**Task objective**.
Return all lines in the material below that contain "this".
## start Dataset rows
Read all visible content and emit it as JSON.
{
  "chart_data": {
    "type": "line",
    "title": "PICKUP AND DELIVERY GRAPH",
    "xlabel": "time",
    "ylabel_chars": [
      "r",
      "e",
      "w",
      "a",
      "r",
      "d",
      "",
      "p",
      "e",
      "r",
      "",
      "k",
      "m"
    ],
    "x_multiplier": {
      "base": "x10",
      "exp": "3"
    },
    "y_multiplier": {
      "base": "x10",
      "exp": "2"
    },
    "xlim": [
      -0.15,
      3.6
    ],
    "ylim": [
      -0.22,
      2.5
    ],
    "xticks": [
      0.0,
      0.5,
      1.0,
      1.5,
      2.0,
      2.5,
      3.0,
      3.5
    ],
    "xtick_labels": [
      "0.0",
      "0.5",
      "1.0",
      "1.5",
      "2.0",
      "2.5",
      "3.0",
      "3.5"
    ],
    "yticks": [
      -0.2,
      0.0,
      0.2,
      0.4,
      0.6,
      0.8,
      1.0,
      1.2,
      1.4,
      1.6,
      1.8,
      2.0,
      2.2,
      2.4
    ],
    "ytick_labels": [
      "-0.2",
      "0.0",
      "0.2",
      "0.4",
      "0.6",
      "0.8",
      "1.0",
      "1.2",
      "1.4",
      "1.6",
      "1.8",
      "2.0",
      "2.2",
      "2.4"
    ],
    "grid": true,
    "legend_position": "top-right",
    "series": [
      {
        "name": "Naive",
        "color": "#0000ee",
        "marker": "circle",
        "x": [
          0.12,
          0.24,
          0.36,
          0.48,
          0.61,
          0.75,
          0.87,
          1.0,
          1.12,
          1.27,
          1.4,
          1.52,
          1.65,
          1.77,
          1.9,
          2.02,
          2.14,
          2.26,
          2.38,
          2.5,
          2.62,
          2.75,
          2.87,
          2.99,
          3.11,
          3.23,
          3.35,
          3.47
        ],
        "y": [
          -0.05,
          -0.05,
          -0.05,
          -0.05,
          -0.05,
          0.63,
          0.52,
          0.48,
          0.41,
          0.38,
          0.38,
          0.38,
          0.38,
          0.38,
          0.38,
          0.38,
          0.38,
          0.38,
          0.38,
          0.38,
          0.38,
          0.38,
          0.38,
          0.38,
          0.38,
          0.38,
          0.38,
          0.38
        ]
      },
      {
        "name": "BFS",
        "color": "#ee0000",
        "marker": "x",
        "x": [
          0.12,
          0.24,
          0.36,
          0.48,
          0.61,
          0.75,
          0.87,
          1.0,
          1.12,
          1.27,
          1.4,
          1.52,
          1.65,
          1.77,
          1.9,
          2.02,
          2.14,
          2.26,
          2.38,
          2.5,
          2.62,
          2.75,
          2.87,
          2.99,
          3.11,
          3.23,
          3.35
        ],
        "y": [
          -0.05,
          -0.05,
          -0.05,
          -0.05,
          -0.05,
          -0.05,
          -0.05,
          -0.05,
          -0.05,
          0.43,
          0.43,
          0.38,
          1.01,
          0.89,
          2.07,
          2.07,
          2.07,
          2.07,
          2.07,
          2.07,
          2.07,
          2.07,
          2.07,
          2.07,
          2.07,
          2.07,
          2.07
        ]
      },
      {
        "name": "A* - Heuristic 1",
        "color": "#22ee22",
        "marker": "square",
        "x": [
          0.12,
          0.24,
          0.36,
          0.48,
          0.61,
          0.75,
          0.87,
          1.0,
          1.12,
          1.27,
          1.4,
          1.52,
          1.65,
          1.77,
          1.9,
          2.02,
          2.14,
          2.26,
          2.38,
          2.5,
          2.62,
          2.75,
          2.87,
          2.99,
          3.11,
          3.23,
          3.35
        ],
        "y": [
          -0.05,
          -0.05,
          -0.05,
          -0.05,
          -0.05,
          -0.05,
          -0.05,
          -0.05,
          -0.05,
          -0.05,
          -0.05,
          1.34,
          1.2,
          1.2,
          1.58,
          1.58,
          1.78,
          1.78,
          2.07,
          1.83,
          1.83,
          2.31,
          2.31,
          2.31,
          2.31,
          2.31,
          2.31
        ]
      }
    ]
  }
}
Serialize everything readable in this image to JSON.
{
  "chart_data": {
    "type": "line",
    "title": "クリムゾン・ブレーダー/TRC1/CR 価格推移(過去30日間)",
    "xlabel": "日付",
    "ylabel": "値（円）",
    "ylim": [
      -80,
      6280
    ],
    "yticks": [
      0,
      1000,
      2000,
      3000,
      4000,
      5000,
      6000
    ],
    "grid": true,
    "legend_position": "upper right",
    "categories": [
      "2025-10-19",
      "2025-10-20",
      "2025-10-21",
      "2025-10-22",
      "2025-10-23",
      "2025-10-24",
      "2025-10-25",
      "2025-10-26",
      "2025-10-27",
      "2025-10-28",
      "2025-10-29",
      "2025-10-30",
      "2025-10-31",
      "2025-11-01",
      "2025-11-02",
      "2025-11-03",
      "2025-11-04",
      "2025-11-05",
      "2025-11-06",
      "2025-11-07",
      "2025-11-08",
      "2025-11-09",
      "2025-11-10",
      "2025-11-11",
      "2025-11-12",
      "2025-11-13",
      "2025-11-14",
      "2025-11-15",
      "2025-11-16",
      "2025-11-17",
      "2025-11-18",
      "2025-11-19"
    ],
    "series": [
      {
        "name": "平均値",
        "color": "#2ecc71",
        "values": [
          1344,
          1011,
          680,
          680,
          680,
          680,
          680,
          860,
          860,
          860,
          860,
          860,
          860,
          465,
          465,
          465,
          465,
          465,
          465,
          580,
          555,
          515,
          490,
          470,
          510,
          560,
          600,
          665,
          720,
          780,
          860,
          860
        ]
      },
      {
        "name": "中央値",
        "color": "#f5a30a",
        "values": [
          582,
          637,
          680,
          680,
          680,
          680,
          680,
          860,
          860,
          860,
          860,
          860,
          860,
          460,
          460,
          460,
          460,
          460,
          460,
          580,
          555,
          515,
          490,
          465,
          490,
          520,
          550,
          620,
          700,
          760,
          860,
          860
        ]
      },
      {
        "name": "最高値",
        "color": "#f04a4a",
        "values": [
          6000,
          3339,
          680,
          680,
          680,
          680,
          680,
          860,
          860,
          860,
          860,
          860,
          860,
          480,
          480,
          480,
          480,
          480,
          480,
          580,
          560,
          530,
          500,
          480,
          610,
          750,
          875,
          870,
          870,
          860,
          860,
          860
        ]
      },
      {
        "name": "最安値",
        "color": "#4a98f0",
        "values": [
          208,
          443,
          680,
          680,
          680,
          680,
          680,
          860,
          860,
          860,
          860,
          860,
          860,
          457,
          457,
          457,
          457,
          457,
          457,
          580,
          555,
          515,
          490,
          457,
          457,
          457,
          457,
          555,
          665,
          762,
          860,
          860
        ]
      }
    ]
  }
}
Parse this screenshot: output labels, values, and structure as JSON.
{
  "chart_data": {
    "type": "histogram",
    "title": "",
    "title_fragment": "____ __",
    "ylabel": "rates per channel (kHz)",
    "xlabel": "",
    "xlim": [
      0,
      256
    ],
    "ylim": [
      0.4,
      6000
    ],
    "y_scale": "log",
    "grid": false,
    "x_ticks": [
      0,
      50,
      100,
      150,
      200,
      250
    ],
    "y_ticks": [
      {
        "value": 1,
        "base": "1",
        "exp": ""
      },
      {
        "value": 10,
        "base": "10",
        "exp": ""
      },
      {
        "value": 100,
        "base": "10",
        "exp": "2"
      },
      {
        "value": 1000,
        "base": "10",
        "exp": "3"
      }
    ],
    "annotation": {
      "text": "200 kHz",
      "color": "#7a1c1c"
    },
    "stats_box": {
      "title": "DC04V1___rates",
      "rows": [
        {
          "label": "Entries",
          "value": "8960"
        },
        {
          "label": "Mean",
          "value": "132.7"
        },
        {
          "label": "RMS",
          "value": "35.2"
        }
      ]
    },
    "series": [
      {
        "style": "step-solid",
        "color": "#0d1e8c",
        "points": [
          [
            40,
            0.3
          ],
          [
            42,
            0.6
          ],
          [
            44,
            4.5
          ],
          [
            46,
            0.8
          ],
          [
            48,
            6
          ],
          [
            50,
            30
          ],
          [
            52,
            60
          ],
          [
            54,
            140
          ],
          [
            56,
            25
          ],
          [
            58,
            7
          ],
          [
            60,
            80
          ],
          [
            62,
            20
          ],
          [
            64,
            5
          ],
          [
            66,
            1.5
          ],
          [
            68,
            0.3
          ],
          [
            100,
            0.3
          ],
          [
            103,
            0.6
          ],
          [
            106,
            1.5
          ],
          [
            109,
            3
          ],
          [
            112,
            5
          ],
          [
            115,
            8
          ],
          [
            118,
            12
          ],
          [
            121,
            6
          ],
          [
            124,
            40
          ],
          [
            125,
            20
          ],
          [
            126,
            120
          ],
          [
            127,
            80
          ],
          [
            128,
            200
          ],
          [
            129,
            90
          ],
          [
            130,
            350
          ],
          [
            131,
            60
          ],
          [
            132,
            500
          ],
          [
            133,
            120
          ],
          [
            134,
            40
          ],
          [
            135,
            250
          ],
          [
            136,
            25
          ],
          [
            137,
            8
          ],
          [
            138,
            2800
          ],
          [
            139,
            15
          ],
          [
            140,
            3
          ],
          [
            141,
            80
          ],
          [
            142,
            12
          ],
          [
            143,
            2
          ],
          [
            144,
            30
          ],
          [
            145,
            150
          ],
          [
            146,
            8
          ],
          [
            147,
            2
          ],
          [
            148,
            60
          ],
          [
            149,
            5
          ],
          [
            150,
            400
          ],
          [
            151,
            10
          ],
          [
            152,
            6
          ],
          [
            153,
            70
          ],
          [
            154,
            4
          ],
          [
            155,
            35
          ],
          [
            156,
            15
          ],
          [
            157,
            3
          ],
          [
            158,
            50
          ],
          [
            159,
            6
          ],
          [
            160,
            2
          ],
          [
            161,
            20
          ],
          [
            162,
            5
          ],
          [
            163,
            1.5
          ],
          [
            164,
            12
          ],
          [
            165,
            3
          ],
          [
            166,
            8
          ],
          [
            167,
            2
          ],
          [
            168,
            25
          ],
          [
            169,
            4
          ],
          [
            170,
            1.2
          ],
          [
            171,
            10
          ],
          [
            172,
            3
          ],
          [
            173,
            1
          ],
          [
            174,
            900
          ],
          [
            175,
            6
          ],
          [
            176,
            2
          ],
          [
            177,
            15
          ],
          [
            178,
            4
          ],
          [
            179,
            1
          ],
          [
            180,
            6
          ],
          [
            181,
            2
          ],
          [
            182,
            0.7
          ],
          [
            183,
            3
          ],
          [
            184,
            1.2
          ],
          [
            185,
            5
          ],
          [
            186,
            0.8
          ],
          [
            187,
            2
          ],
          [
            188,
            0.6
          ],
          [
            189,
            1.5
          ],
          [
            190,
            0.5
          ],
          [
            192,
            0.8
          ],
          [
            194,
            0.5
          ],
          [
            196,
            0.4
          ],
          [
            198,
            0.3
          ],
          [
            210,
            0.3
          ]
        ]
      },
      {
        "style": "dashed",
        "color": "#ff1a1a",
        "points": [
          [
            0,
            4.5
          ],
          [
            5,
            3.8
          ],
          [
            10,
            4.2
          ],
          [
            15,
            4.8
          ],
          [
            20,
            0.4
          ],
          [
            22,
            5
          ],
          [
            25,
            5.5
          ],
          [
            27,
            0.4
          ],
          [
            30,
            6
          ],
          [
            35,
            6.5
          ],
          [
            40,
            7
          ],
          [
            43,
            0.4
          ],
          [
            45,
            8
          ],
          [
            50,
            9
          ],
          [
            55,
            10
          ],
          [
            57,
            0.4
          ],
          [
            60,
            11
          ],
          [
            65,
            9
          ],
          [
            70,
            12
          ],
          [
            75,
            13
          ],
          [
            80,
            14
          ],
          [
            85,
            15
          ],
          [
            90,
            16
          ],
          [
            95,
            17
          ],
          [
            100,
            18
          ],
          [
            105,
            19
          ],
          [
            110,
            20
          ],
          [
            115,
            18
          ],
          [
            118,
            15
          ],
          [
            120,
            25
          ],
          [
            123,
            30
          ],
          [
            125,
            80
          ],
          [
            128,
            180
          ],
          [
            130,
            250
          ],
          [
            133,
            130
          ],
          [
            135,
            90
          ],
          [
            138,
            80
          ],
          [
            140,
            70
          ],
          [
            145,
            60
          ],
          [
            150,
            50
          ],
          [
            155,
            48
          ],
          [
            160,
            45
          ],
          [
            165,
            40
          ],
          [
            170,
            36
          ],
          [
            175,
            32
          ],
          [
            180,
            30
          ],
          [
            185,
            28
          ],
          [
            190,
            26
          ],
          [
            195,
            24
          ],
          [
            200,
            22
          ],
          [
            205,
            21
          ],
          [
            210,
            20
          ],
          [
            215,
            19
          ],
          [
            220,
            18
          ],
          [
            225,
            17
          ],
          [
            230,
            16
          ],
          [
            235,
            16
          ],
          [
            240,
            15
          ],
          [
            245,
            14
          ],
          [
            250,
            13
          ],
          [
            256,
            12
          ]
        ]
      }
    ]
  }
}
## end Dataset rows
**Exercise answer**.
Serialize everything readable in this image to JSON.
Parse this screenshot: output labels, values, and structure as JSON.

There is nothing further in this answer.